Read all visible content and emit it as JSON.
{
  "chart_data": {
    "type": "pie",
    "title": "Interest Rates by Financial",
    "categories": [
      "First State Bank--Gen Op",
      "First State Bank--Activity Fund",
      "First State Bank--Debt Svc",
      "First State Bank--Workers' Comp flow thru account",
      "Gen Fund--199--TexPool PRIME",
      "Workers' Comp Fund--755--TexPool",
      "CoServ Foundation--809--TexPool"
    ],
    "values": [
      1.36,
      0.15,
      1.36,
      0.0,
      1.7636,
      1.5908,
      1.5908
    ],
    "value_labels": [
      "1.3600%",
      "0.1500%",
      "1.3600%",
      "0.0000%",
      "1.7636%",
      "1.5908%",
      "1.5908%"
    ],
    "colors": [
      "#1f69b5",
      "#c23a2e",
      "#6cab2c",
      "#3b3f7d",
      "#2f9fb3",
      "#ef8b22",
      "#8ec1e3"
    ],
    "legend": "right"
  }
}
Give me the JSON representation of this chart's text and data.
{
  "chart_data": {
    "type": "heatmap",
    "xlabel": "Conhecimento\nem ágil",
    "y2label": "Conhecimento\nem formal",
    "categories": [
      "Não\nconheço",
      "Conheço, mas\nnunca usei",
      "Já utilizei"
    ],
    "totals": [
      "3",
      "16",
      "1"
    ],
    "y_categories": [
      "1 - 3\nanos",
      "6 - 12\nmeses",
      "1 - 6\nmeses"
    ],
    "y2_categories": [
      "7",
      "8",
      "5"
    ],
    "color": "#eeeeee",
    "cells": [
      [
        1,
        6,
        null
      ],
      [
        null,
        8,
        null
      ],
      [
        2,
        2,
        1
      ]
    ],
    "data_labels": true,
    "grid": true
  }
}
____________
> **TASK GOAL**:
Filter the entries and copy out every line with the word "JSON".

> **ANSWER BELOW**:
Read all visible content and emit it as JSON.
Give me the JSON representation of this chart's text and data.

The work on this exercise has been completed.